GIVEN RECORDS →
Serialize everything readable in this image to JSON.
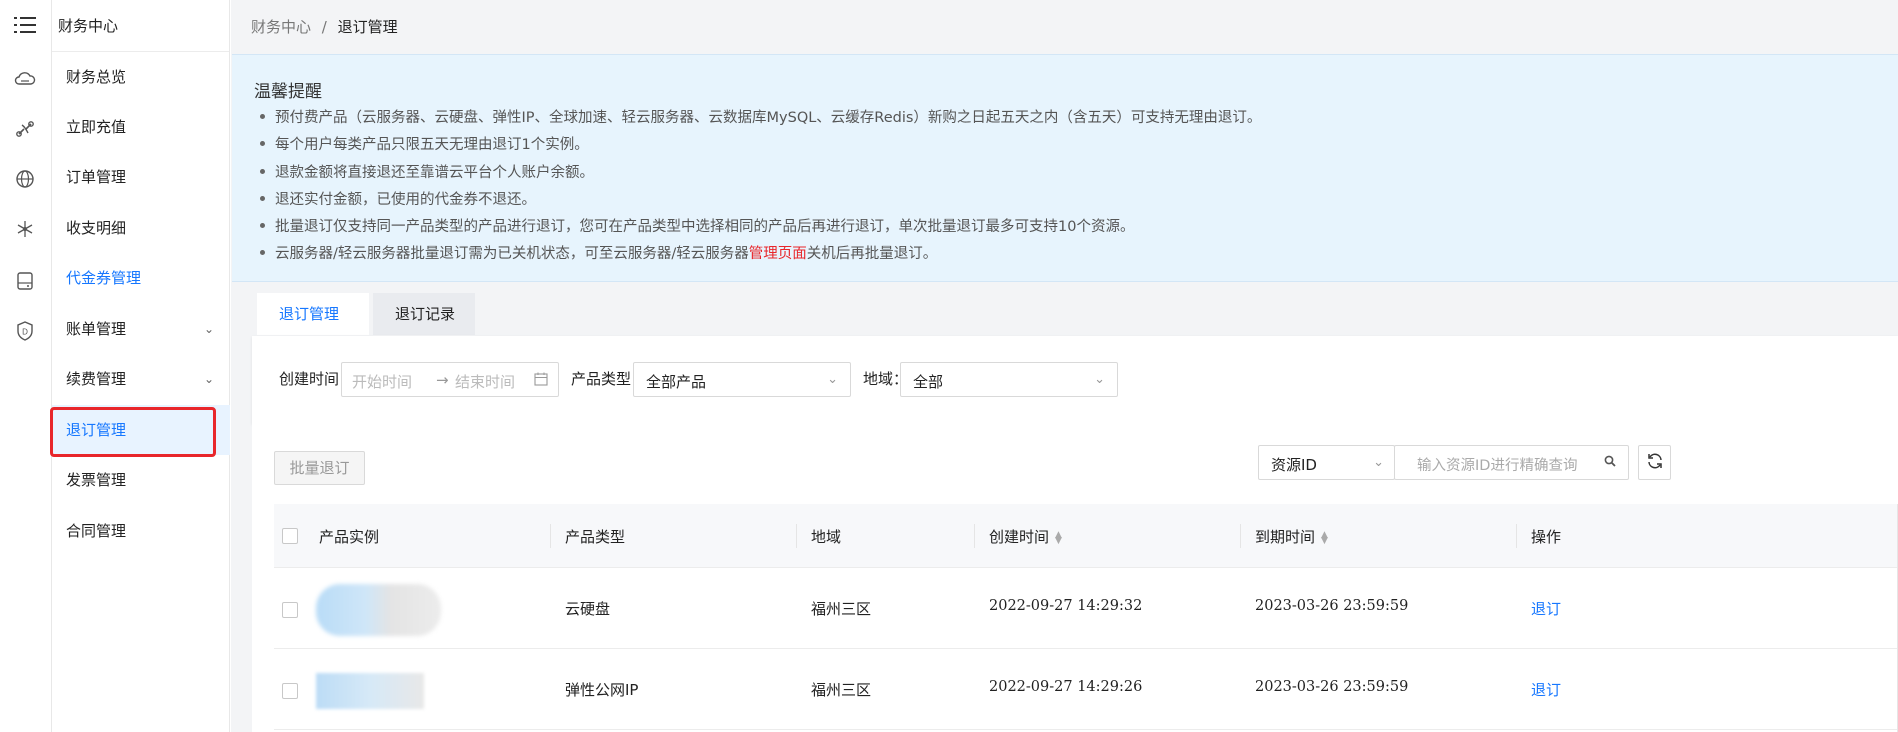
{
  "rail": {
    "icons": [
      "menu-icon",
      "cloud-storage-icon",
      "link-icon",
      "globe-icon",
      "network-icon",
      "disk-icon",
      "shield-icon"
    ]
  },
  "sidebar": {
    "header": "财务中心",
    "items": [
      {
        "label": "财务总览"
      },
      {
        "label": "立即充值"
      },
      {
        "label": "订单管理"
      },
      {
        "label": "收支明细"
      },
      {
        "label": "代金券管理"
      },
      {
        "label": "账单管理"
      },
      {
        "label": "续费管理"
      },
      {
        "label": "退订管理"
      },
      {
        "label": "发票管理"
      },
      {
        "label": "合同管理"
      }
    ]
  },
  "breadcrumb": {
    "parent": "财务中心",
    "sep": "/",
    "current": "退订管理"
  },
  "notice": {
    "title": "温馨提醒",
    "lines": [
      "预付费产品（云服务器、云硬盘、弹性IP、全球加速、轻云服务器、云数据库MySQL、云缓存Redis）新购之日起五天之内（含五天）可支持无理由退订。",
      "每个用户每类产品只限五天无理由退订1个实例。",
      "退款金额将直接退还至靠谱云平台个人账户余额。",
      "退还实付金额，已使用的代金券不退还。",
      "批量退订仅支持同一产品类型的产品进行退订，您可在产品类型中选择相同的产品后再进行退订，单次批量退订最多可支持10个资源。"
    ],
    "last_line_before": "云服务器/轻云服务器批量退订需为已关机状态，可至云服务器/轻云服务器",
    "last_line_link": "管理页面",
    "last_line_after": "关机后再批量退订。"
  },
  "tabs": [
    {
      "label": "退订管理"
    },
    {
      "label": "退订记录"
    }
  ],
  "filter": {
    "created_label": "创建时间：",
    "start_placeholder": "开始时间",
    "end_placeholder": "结束时间",
    "range_arrow": "→",
    "type_label": "产品类型：",
    "type_value": "全部产品",
    "region_label": "地域：",
    "region_value": "全部"
  },
  "toolbar": {
    "batch_label": "批量退订",
    "id_select": "资源ID",
    "search_placeholder": "输入资源ID进行精确查询"
  },
  "table": {
    "columns": [
      "产品实例",
      "产品类型",
      "地域",
      "创建时间",
      "到期时间",
      "操作"
    ],
    "rows": [
      {
        "type": "云硬盘",
        "region": "福州三区",
        "created": "2022-09-27 14:29:32",
        "expires": "2023-03-26 23:59:59",
        "action": "退订"
      },
      {
        "type": "弹性公网IP",
        "region": "福州三区",
        "created": "2022-09-27 14:29:26",
        "expires": "2023-03-26 23:59:59",
        "action": "退订"
      }
    ]
  },
  "colors": {
    "accent": "#1677ff",
    "highlight": "#e8262b",
    "notice_bg": "#e7f4fd"
  }
}
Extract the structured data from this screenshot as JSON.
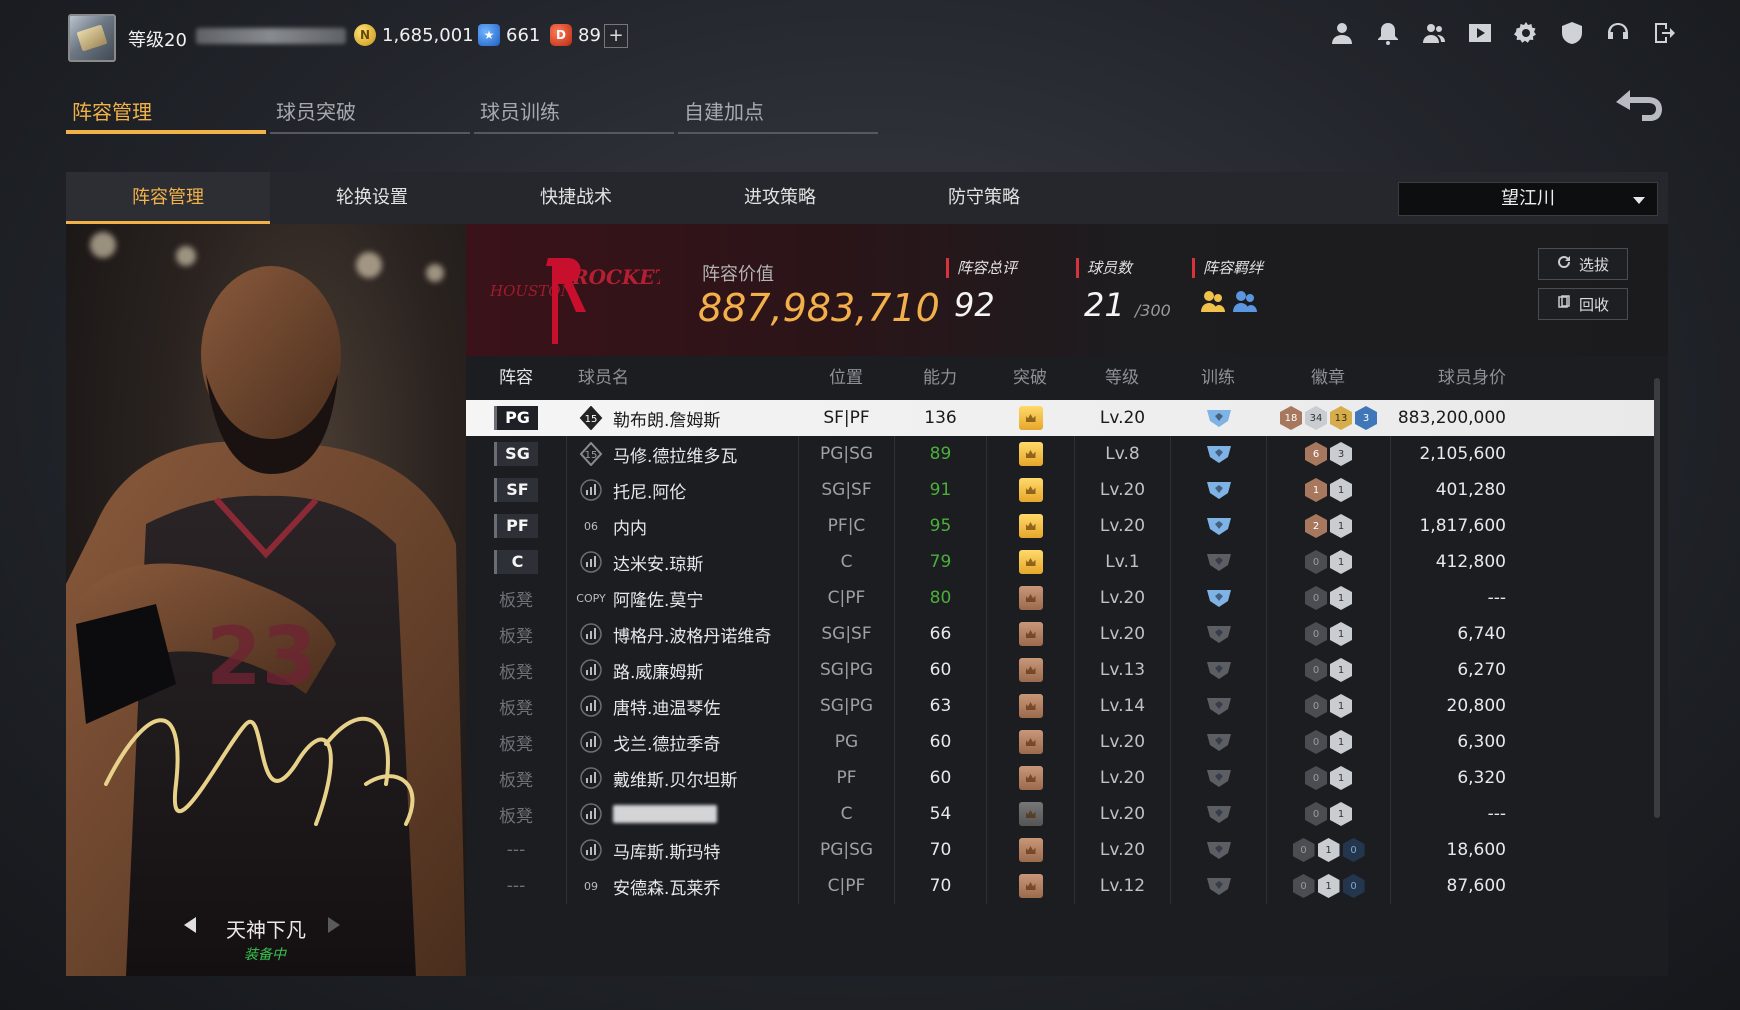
{
  "topbar": {
    "level_label": "等级20",
    "gold": "1,685,001",
    "stars": "661",
    "tokens": "89",
    "plus": "+",
    "icons": [
      "person-icon",
      "bell-icon",
      "friends-icon",
      "video-icon",
      "gear-icon",
      "shield-icon",
      "headset-icon",
      "exit-icon"
    ]
  },
  "main_tabs": [
    "阵容管理",
    "球员突破",
    "球员训练",
    "自建加点"
  ],
  "sub_tabs": [
    "阵容管理",
    "轮换设置",
    "快捷战术",
    "进攻策略",
    "防守策略"
  ],
  "team_select": "望江川",
  "card": {
    "skin_name": "天神下凡",
    "status": "装备中"
  },
  "summary": {
    "value_label": "阵容价值",
    "value": "887,983,710",
    "rating_label": "阵容总评",
    "rating": "92",
    "players_label": "球员数",
    "players": "21",
    "players_max": "/300",
    "bond_label": "阵容羁绊",
    "btn_scout": "选拔",
    "btn_recycle": "回收"
  },
  "columns": [
    "阵容",
    "球员名",
    "位置",
    "能力",
    "突破",
    "等级",
    "训练",
    "徽章",
    "球员身价"
  ],
  "rows": [
    {
      "slot": "PG",
      "name": "勒布朗.詹姆斯",
      "tier": "15",
      "pos": "SF|PF",
      "ability": "136",
      "level": "Lv.20",
      "value": "883,200,000",
      "badges": [
        "18",
        "34",
        "13",
        "3"
      ]
    },
    {
      "slot": "SG",
      "name": "马修.德拉维多瓦",
      "tier": "15",
      "pos": "PG|SG",
      "ability": "89",
      "level": "Lv.8",
      "value": "2,105,600",
      "badges": [
        "6",
        "3"
      ]
    },
    {
      "slot": "SF",
      "name": "托尼.阿伦",
      "tier": "",
      "pos": "SG|SF",
      "ability": "91",
      "level": "Lv.20",
      "value": "401,280",
      "badges": [
        "1",
        "1"
      ]
    },
    {
      "slot": "PF",
      "name": "内内",
      "tier": "06",
      "pos": "PF|C",
      "ability": "95",
      "level": "Lv.20",
      "value": "1,817,600",
      "badges": [
        "2",
        "1"
      ]
    },
    {
      "slot": "C",
      "name": "达米安.琼斯",
      "tier": "",
      "pos": "C",
      "ability": "79",
      "level": "Lv.1",
      "value": "412,800",
      "badges": [
        "0",
        "1"
      ]
    },
    {
      "slot": "板凳",
      "name": "阿隆佐.莫宁",
      "tier": "COPY",
      "pos": "C|PF",
      "ability": "80",
      "level": "Lv.20",
      "value": "---",
      "badges": [
        "0",
        "1"
      ]
    },
    {
      "slot": "板凳",
      "name": "博格丹.波格丹诺维奇",
      "tier": "",
      "pos": "SG|SF",
      "ability": "66",
      "level": "Lv.20",
      "value": "6,740",
      "badges": [
        "0",
        "1"
      ]
    },
    {
      "slot": "板凳",
      "name": "路.威廉姆斯",
      "tier": "",
      "pos": "SG|PG",
      "ability": "60",
      "level": "Lv.13",
      "value": "6,270",
      "badges": [
        "0",
        "1"
      ]
    },
    {
      "slot": "板凳",
      "name": "唐特.迪温琴佐",
      "tier": "",
      "pos": "SG|PG",
      "ability": "63",
      "level": "Lv.14",
      "value": "20,800",
      "badges": [
        "0",
        "1"
      ]
    },
    {
      "slot": "板凳",
      "name": "戈兰.德拉季奇",
      "tier": "",
      "pos": "PG",
      "ability": "60",
      "level": "Lv.20",
      "value": "6,300",
      "badges": [
        "0",
        "1"
      ]
    },
    {
      "slot": "板凳",
      "name": "戴维斯.贝尔坦斯",
      "tier": "",
      "pos": "PF",
      "ability": "60",
      "level": "Lv.20",
      "value": "6,320",
      "badges": [
        "0",
        "1"
      ]
    },
    {
      "slot": "板凳",
      "name": "",
      "tier": "",
      "pos": "C",
      "ability": "54",
      "level": "Lv.20",
      "value": "---",
      "badges": [
        "0",
        "1"
      ]
    },
    {
      "slot": "---",
      "name": "马库斯.斯玛特",
      "tier": "",
      "pos": "PG|SG",
      "ability": "70",
      "level": "Lv.20",
      "value": "18,600",
      "badges": [
        "0",
        "1",
        "0"
      ]
    },
    {
      "slot": "---",
      "name": "安德森.瓦莱乔",
      "tier": "09",
      "pos": "C|PF",
      "ability": "70",
      "level": "Lv.12",
      "value": "87,600",
      "badges": [
        "0",
        "1",
        "0"
      ]
    }
  ],
  "colors": {
    "accent": "#f2b24a",
    "green": "#4cae3c",
    "rocketsRed": "#c8102e"
  }
}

THE EXERCISE → All of the material above is to be copied exactly, except for its images.

ANSWER IN FULL →
Serialize everything readable in this image to JSON.
{
  "rail": {
    "icons": [
      "menu-icon",
      "cloud-storage-icon",
      "link-icon",
      "globe-icon",
      "network-icon",
      "disk-icon",
      "shield-icon"
    ]
  },
  "sidebar": {
    "header": "财务中心",
    "items": [
      {
        "label": "财务总览"
      },
      {
        "label": "立即充值"
      },
      {
        "label": "订单管理"
      },
      {
        "label": "收支明细"
      },
      {
        "label": "代金券管理"
      },
      {
        "label": "账单管理"
      },
      {
        "label": "续费管理"
      },
      {
        "label": "退订管理"
      },
      {
        "label": "发票管理"
      },
      {
        "label": "合同管理"
      }
    ]
  },
  "breadcrumb": {
    "parent": "财务中心",
    "sep": "/",
    "current": "退订管理"
  },
  "notice": {
    "title": "温馨提醒",
    "lines": [
      "预付费产品（云服务器、云硬盘、弹性IP、全球加速、轻云服务器、云数据库MySQL、云缓存Redis）新购之日起五天之内（含五天）可支持无理由退订。",
      "每个用户每类产品只限五天无理由退订1个实例。",
      "退款金额将直接退还至靠谱云平台个人账户余额。",
      "退还实付金额，已使用的代金券不退还。",
      "批量退订仅支持同一产品类型的产品进行退订，您可在产品类型中选择相同的产品后再进行退订，单次批量退订最多可支持10个资源。"
    ],
    "last_line_before": "云服务器/轻云服务器批量退订需为已关机状态，可至云服务器/轻云服务器",
    "last_line_link": "管理页面",
    "last_line_after": "关机后再批量退订。"
  },
  "tabs": [
    {
      "label": "退订管理"
    },
    {
      "label": "退订记录"
    }
  ],
  "filter": {
    "created_label": "创建时间：",
    "start_placeholder": "开始时间",
    "end_placeholder": "结束时间",
    "range_arrow": "→",
    "type_label": "产品类型：",
    "type_value": "全部产品",
    "region_label": "地域：",
    "region_value": "全部"
  },
  "toolbar": {
    "batch_label": "批量退订",
    "id_select": "资源ID",
    "search_placeholder": "输入资源ID进行精确查询"
  },
  "table": {
    "columns": [
      "产品实例",
      "产品类型",
      "地域",
      "创建时间",
      "到期时间",
      "操作"
    ],
    "rows": [
      {
        "type": "云硬盘",
        "region": "福州三区",
        "created": "2022-09-27 14:29:32",
        "expires": "2023-03-26 23:59:59",
        "action": "退订"
      },
      {
        "type": "弹性公网IP",
        "region": "福州三区",
        "created": "2022-09-27 14:29:26",
        "expires": "2023-03-26 23:59:59",
        "action": "退订"
      }
    ]
  },
  "colors": {
    "accent": "#1677ff",
    "highlight": "#e8262b",
    "notice_bg": "#e7f4fd"
  }
}
Extract the structured data from this screenshot as JSON.
{
  "topbar": {
    "level_label": "等级20",
    "gold": "1,685,001",
    "stars": "661",
    "tokens": "89",
    "plus": "+",
    "icons": [
      "person-icon",
      "bell-icon",
      "friends-icon",
      "video-icon",
      "gear-icon",
      "shield-icon",
      "headset-icon",
      "exit-icon"
    ]
  },
  "main_tabs": [
    "阵容管理",
    "球员突破",
    "球员训练",
    "自建加点"
  ],
  "sub_tabs": [
    "阵容管理",
    "轮换设置",
    "快捷战术",
    "进攻策略",
    "防守策略"
  ],
  "team_select": "望江川",
  "card": {
    "skin_name": "天神下凡",
    "status": "装备中"
  },
  "summary": {
    "value_label": "阵容价值",
    "value": "887,983,710",
    "rating_label": "阵容总评",
    "rating": "92",
    "players_label": "球员数",
    "players": "21",
    "players_max": "/300",
    "bond_label": "阵容羁绊",
    "btn_scout": "选拔",
    "btn_recycle": "回收"
  },
  "columns": [
    "阵容",
    "球员名",
    "位置",
    "能力",
    "突破",
    "等级",
    "训练",
    "徽章",
    "球员身价"
  ],
  "rows": [
    {
      "slot": "PG",
      "name": "勒布朗.詹姆斯",
      "tier": "15",
      "pos": "SF|PF",
      "ability": "136",
      "level": "Lv.20",
      "value": "883,200,000",
      "badges": [
        "18",
        "34",
        "13",
        "3"
      ]
    },
    {
      "slot": "SG",
      "name": "马修.德拉维多瓦",
      "tier": "15",
      "pos": "PG|SG",
      "ability": "89",
      "level": "Lv.8",
      "value": "2,105,600",
      "badges": [
        "6",
        "3"
      ]
    },
    {
      "slot": "SF",
      "name": "托尼.阿伦",
      "tier": "",
      "pos": "SG|SF",
      "ability": "91",
      "level": "Lv.20",
      "value": "401,280",
      "badges": [
        "1",
        "1"
      ]
    },
    {
      "slot": "PF",
      "name": "内内",
      "tier": "06",
      "pos": "PF|C",
      "ability": "95",
      "level": "Lv.20",
      "value": "1,817,600",
      "badges": [
        "2",
        "1"
      ]
    },
    {
      "slot": "C",
      "name": "达米安.琼斯",
      "tier": "",
      "pos": "C",
      "ability": "79",
      "level": "Lv.1",
      "value": "412,800",
      "badges": [
        "0",
        "1"
      ]
    },
    {
      "slot": "板凳",
      "name": "阿隆佐.莫宁",
      "tier": "COPY",
      "pos": "C|PF",
      "ability": "80",
      "level": "Lv.20",
      "value": "---",
      "badges": [
        "0",
        "1"
      ]
    },
    {
      "slot": "板凳",
      "name": "博格丹.波格丹诺维奇",
      "tier": "",
      "pos": "SG|SF",
      "ability": "66",
      "level": "Lv.20",
      "value": "6,740",
      "badges": [
        "0",
        "1"
      ]
    },
    {
      "slot": "板凳",
      "name": "路.威廉姆斯",
      "tier": "",
      "pos": "SG|PG",
      "ability": "60",
      "level": "Lv.13",
      "value": "6,270",
      "badges": [
        "0",
        "1"
      ]
    },
    {
      "slot": "板凳",
      "name": "唐特.迪温琴佐",
      "tier": "",
      "pos": "SG|PG",
      "ability": "63",
      "level": "Lv.14",
      "value": "20,800",
      "badges": [
        "0",
        "1"
      ]
    },
    {
      "slot": "板凳",
      "name": "戈兰.德拉季奇",
      "tier": "",
      "pos": "PG",
      "ability": "60",
      "level": "Lv.20",
      "value": "6,300",
      "badges": [
        "0",
        "1"
      ]
    },
    {
      "slot": "板凳",
      "name": "戴维斯.贝尔坦斯",
      "tier": "",
      "pos": "PF",
      "ability": "60",
      "level": "Lv.20",
      "value": "6,320",
      "badges": [
        "0",
        "1"
      ]
    },
    {
      "slot": "板凳",
      "name": "",
      "tier": "",
      "pos": "C",
      "ability": "54",
      "level": "Lv.20",
      "value": "---",
      "badges": [
        "0",
        "1"
      ]
    },
    {
      "slot": "---",
      "name": "马库斯.斯玛特",
      "tier": "",
      "pos": "PG|SG",
      "ability": "70",
      "level": "Lv.20",
      "value": "18,600",
      "badges": [
        "0",
        "1",
        "0"
      ]
    },
    {
      "slot": "---",
      "name": "安德森.瓦莱乔",
      "tier": "09",
      "pos": "C|PF",
      "ability": "70",
      "level": "Lv.12",
      "value": "87,600",
      "badges": [
        "0",
        "1",
        "0"
      ]
    }
  ],
  "colors": {
    "accent": "#f2b24a",
    "green": "#4cae3c",
    "rocketsRed": "#c8102e"
  }
}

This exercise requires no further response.